* [THE TASK]: Will you write out the data exactly, excluding every picture?

* [PROVIDED DATA]:
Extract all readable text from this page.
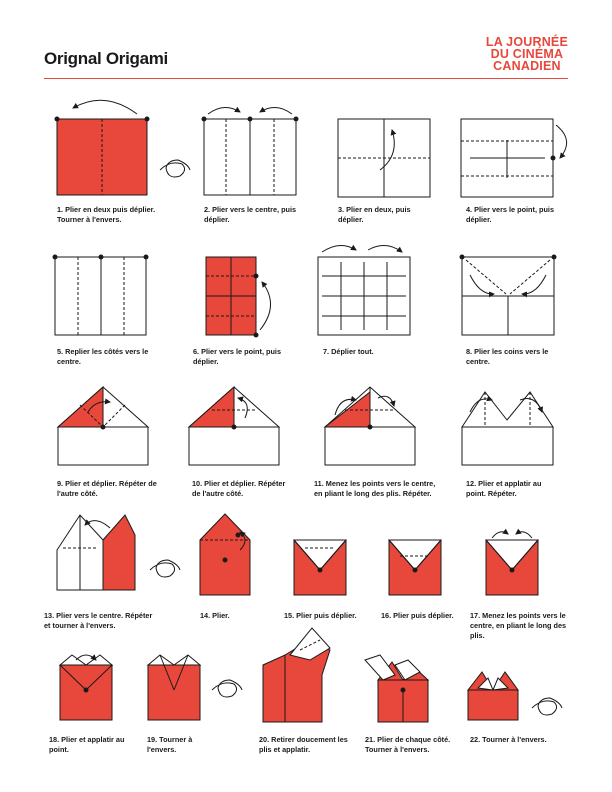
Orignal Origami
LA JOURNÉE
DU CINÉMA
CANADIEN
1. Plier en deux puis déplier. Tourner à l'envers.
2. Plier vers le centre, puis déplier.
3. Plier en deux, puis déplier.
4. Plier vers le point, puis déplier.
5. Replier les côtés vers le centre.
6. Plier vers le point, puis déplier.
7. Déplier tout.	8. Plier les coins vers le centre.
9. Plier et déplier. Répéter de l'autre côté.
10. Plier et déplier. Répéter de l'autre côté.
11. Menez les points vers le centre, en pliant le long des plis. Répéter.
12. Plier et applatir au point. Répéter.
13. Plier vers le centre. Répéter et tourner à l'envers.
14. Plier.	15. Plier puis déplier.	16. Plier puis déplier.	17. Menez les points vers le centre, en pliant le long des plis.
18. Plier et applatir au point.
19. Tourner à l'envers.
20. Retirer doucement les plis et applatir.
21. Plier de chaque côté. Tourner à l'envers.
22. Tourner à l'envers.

* [RESULT FOR THIS TASK]:
Extract all readable text from this page.
Orignal Origami
LA JOURNÉE
DU CINÉMA
CANADIEN
1. Plier en deux puis déplier. Tourner à l'envers.
2. Plier vers le centre, puis déplier.
3. Plier en deux, puis déplier.
4. Plier vers le point, puis déplier.
5. Replier les côtés vers le centre.
6. Plier vers le point, puis déplier.
7. Déplier tout.	8. Plier les coins vers le centre.
9. Plier et déplier. Répéter de l'autre côté.
10. Plier et déplier. Répéter de l'autre côté.
11. Menez les points vers le centre, en pliant le long des plis. Répéter.
12. Plier et applatir au point. Répéter.
13. Plier vers le centre. Répéter et tourner à l'envers.
14. Plier.	15. Plier puis déplier.	16. Plier puis déplier.	17. Menez les points vers le centre, en pliant le long des plis.
18. Plier et applatir au point.
19. Tourner à l'envers.
20. Retirer doucement les plis et applatir.
21. Plier de chaque côté. Tourner à l'envers.
22. Tourner à l'envers.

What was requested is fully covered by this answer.